▶ INSTRUCTION
Take every line from the listing below that contains "Solar".

▶ DATASET EXCERPTS
------------------------

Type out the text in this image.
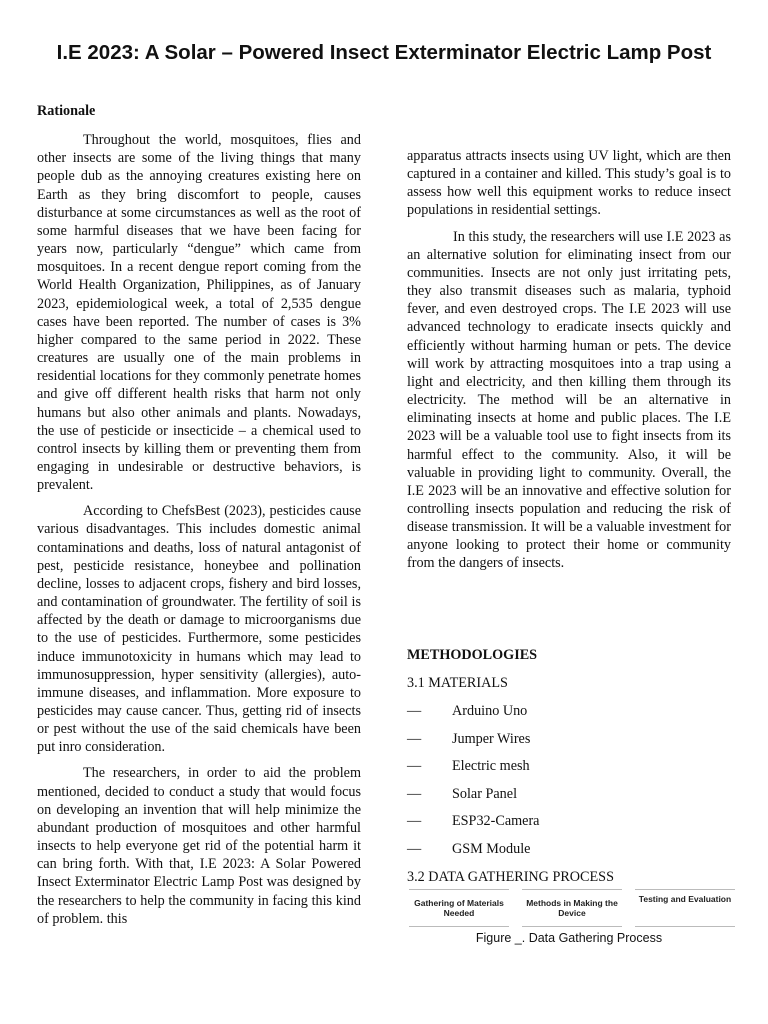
I.E 2023: A Solar – Powered Insect Exterminator Electric Lamp Post

Rationale

Throughout the world, mosquitoes, flies and other insects are some of the living things that many people dub as the annoying creatures existing here on Earth as they bring discomfort to people, causes disturbance at some circumstances as well as the root of some harmful diseases that we have been facing for years now, particularly “dengue” which came from mosquitoes. In a recent dengue report coming from the World Health Organization, Philippines, as of January 2023, epidemiological week, a total of 2,535 dengue cases have been reported. The number of cases is 3% higher compared to the same period in 2022. These creatures are usually one of the main problems in residential locations for they commonly penetrate homes and give off different health risks that harm not only humans but also other animals and plants. Nowadays, the use of pesticide or insecticide – a chemical used to control insects by killing them or preventing them from engaging in undesirable or destructive behaviors, is prevalent.

According to ChefsBest (2023), pesticides cause various disadvantages. This includes domestic animal contaminations and deaths, loss of natural antagonist of pest, pesticide resistance, honeybee and pollination decline, losses to adjacent crops, fishery and bird losses, and contamination of groundwater. The fertility of soil is affected by the death or damage to microorganisms due to the use of pesticides. Furthermore, some pesticides induce immunotoxicity in humans which may lead to immunosuppression, hyper sensitivity (allergies), auto-immune diseases, and inflammation. More exposure to pesticides may cause cancer. Thus, getting rid of insects or pest without the use of the said chemicals have been put inro consideration.

The researchers, in order to aid the problem mentioned, decided to conduct a study that would focus on developing an invention that will help minimize the abundant production of mosquitoes and other harmful insects to help everyone get rid of the potential harm it can bring forth. With that, I.E 2023: A Solar Powered Insect Exterminator Electric Lamp Post was designed by the researchers to help the community in facing this kind of problem. this

apparatus attracts insects using UV light, which are then captured in a container and killed. This study’s goal is to assess how well this equipment works to reduce insect populations in residential settings.

In this study, the researchers will use I.E 2023 as an alternative solution for eliminating insect from our communities. Insects are not only just irritating pets, they also transmit diseases such as malaria, typhoid fever, and even destroyed crops. The I.E 2023 will use advanced technology to eradicate insects quickly and efficiently without harming human or pets. The device will work by attracting mosquitoes into a trap using a light and electricity, and then killing them through its electricity. The method will be an alternative in eliminating insects at home and public places. The I.E 2023 will be a valuable tool use to fight insects from its harmful effect to the community. Also, it will be valuable in providing light to community. Overall, the I.E 2023 will be an innovative and effective solution for controlling insects population and reducing the risk of disease transmission. It will be a valuable investment for anyone looking to protect their home or community from the dangers of insects.

METHODOLOGIES
3.1 MATERIALS
—	Arduino Uno
—	Jumper Wires
—	Electric mesh
—	Solar Panel
—	ESP32-Camera
—	GSM Module
3.2 DATA GATHERING PROCESS
Gathering of Materials Needed
Methods in Making the Device
Testing and Evaluation
Figure _. Data Gathering Process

------------------------

▶ CORRECT OUTPUT
I.E 2023: A Solar – Powered Insect Exterminator Electric Lamp Post
The researchers, in order to aid the problem mentioned, decided to conduct a study that would focus on developing an invention that will help minimize the abundant production of mosquitoes and other harmful insects to help everyone get rid of the potential harm it can bring forth. With that, I.E 2023: A Solar Powered Insect Exterminator Electric Lamp Post was designed by the researchers to help the community in facing this kind of problem. this
—	Solar Panel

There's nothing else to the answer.